• Required task
Check every line below for the word "page" and show those that hold it.

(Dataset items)
-- -- --

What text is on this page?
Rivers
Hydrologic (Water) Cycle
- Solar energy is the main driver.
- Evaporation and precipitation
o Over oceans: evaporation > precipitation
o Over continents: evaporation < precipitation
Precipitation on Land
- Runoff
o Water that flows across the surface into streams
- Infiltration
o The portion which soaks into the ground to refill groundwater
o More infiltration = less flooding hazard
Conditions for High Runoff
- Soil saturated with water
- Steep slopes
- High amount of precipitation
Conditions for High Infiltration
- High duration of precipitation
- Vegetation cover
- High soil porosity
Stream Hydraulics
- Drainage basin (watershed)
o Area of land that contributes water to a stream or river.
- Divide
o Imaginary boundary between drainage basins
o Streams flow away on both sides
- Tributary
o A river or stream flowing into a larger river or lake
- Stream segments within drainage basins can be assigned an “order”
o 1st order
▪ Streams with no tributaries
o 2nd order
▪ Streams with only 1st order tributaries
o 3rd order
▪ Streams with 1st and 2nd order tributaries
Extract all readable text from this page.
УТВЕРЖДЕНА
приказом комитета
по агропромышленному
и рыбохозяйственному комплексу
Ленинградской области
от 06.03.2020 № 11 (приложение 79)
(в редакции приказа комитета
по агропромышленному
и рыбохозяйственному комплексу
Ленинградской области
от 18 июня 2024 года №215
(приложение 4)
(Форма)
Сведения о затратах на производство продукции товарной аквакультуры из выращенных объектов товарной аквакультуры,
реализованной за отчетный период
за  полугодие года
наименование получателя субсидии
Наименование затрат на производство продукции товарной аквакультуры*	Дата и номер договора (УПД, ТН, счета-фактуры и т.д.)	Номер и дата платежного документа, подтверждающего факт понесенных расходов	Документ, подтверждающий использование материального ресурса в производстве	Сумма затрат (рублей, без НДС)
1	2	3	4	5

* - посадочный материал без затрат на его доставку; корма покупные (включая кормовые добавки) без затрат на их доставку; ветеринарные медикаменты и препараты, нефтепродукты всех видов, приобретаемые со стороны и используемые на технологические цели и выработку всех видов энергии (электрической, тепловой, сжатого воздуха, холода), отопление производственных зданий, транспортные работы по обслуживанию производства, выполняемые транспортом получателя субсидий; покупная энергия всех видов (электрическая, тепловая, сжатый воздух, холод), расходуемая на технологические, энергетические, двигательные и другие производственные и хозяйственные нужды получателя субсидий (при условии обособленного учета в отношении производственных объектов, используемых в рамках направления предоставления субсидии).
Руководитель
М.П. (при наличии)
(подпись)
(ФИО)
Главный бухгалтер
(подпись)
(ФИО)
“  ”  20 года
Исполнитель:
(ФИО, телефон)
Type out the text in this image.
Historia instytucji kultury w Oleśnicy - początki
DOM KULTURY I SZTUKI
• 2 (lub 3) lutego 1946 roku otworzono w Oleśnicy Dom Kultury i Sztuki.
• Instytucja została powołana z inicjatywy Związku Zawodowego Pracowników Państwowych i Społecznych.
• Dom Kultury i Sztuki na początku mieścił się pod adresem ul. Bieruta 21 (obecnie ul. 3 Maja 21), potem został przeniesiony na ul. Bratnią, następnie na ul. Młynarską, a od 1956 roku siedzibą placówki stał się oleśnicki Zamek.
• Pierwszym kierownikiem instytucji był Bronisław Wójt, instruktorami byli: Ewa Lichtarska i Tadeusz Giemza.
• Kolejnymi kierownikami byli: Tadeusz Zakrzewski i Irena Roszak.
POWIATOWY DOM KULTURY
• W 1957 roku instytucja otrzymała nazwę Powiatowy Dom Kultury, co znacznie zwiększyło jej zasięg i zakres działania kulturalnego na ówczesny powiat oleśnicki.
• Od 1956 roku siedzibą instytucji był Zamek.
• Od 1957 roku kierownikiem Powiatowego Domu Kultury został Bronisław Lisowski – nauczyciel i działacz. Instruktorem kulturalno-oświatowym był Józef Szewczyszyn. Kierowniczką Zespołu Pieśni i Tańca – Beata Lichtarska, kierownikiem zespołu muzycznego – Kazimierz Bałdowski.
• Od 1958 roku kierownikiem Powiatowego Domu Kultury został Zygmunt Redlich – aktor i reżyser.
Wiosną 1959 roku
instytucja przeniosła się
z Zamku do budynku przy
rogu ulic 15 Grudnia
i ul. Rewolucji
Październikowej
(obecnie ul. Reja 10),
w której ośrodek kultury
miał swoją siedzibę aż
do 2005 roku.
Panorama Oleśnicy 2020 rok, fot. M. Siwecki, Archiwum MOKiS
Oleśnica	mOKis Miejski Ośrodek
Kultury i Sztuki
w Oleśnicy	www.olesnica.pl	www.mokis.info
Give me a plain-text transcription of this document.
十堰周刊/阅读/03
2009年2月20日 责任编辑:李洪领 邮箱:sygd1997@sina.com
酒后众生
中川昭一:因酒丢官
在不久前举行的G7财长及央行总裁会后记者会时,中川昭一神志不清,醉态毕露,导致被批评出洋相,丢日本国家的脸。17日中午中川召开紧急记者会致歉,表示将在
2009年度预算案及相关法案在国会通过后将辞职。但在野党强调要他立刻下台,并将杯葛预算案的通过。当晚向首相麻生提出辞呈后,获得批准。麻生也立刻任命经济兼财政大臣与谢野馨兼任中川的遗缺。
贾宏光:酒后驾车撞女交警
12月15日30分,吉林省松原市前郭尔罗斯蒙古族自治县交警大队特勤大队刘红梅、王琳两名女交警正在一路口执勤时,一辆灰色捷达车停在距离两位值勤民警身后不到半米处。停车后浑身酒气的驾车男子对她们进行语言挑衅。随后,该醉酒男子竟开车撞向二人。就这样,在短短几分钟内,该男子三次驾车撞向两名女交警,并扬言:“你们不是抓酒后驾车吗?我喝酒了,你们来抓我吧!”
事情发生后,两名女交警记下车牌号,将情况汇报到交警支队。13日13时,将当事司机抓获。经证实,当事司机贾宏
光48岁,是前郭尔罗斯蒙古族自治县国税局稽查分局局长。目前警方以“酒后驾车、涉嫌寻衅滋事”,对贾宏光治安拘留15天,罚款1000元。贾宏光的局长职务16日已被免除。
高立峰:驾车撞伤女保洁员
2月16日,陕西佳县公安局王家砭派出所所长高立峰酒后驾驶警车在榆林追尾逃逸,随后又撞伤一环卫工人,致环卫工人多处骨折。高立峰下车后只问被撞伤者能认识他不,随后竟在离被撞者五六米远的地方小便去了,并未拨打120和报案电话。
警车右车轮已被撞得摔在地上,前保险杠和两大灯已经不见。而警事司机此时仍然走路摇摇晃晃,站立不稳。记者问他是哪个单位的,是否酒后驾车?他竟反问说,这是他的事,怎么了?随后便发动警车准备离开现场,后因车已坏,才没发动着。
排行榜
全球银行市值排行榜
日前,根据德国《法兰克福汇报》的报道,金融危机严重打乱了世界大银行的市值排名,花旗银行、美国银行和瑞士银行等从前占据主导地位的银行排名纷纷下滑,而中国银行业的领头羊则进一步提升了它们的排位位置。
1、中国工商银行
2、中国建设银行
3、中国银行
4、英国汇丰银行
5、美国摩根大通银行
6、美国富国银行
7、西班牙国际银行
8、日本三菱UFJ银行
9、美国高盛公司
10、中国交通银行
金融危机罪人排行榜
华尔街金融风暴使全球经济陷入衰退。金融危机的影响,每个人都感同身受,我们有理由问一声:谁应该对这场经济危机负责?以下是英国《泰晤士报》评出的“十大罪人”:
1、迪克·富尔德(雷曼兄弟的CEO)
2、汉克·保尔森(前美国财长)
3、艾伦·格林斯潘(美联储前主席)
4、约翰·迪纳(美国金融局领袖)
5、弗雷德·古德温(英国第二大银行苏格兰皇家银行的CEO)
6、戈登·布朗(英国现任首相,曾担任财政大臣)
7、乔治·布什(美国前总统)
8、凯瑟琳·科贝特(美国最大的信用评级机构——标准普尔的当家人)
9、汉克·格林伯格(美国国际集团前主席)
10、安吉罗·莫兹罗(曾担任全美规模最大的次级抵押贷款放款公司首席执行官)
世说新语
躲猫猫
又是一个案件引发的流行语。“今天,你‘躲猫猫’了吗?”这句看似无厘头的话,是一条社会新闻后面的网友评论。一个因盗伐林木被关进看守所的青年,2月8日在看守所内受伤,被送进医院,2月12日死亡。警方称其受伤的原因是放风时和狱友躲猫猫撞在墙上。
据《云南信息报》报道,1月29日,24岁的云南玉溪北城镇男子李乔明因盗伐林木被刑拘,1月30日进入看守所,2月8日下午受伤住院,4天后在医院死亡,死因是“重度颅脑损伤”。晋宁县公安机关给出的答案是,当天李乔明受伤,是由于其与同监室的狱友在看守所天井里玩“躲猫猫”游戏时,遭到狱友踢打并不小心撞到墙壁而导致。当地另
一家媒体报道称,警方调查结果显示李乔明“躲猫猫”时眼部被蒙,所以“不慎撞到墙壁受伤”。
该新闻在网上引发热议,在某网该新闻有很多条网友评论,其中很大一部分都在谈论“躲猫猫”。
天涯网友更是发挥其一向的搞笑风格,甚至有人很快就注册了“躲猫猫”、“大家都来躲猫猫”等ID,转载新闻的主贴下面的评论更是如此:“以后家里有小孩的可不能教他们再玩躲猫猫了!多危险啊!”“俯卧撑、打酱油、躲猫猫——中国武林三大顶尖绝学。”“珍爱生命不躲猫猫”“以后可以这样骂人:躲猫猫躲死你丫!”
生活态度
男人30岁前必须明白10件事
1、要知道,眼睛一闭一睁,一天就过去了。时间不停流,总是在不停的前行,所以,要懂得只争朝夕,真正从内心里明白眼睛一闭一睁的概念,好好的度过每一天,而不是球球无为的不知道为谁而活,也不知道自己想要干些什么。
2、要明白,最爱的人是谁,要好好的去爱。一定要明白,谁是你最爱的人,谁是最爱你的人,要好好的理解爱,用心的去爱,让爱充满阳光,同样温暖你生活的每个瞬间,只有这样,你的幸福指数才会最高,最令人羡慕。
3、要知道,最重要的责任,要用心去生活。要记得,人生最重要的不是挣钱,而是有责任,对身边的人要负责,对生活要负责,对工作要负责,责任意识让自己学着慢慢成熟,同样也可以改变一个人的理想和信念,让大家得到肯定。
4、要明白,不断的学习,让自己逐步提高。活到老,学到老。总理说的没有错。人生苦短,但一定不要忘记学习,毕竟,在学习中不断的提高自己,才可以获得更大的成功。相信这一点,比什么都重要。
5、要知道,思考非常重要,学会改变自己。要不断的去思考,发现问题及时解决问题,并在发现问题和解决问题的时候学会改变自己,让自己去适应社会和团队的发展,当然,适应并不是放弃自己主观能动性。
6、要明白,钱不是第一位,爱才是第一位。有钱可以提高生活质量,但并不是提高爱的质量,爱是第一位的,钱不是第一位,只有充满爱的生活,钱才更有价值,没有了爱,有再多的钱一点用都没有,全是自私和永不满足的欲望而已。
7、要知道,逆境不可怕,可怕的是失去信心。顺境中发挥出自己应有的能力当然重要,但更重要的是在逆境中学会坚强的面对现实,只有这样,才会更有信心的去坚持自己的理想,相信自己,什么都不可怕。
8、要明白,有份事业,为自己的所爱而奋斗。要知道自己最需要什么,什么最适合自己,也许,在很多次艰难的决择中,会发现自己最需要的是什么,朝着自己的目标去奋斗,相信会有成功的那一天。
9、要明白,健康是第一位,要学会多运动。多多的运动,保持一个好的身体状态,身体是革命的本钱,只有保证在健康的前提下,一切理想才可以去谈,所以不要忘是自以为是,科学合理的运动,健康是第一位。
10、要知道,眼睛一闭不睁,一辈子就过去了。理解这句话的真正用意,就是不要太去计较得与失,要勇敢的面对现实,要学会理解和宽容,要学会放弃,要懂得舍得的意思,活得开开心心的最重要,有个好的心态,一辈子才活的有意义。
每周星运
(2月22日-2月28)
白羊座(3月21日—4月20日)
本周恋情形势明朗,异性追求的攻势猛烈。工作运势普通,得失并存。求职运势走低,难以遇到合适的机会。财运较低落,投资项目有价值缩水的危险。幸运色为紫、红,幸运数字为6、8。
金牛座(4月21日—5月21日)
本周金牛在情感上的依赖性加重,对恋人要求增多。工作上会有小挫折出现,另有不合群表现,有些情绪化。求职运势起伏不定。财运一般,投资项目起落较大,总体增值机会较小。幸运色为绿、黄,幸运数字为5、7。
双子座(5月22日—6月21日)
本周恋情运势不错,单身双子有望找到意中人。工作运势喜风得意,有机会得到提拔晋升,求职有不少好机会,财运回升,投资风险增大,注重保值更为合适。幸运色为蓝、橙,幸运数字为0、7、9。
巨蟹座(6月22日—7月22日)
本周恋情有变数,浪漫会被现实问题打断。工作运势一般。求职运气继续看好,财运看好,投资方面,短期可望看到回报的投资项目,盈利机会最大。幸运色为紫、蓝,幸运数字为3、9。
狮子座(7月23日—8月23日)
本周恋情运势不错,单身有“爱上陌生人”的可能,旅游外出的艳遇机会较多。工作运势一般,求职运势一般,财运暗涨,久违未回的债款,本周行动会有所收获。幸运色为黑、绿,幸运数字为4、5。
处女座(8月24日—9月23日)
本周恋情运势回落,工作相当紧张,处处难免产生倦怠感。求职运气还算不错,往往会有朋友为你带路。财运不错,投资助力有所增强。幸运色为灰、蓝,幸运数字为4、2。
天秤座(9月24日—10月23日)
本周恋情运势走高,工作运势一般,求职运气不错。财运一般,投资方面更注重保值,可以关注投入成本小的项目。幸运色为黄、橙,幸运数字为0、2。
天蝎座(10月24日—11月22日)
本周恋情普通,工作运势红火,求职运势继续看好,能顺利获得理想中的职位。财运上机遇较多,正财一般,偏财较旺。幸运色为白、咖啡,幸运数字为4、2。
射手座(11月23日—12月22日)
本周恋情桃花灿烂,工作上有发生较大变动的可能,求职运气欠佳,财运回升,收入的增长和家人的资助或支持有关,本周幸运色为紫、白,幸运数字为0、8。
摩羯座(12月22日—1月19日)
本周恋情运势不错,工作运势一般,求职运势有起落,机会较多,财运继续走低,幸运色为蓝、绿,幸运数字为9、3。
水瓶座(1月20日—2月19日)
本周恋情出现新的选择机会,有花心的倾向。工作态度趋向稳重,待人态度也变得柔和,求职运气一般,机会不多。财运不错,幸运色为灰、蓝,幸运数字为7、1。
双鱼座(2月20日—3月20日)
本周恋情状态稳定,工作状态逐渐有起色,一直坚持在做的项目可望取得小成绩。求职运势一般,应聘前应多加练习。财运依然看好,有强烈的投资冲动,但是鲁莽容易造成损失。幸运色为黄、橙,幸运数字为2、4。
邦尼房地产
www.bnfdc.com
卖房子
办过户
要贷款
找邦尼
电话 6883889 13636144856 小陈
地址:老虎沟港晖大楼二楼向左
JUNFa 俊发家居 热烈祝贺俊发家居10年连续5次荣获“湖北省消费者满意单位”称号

-- -- --

• Complete answer
What text is on this page?
Extract all readable text from this page.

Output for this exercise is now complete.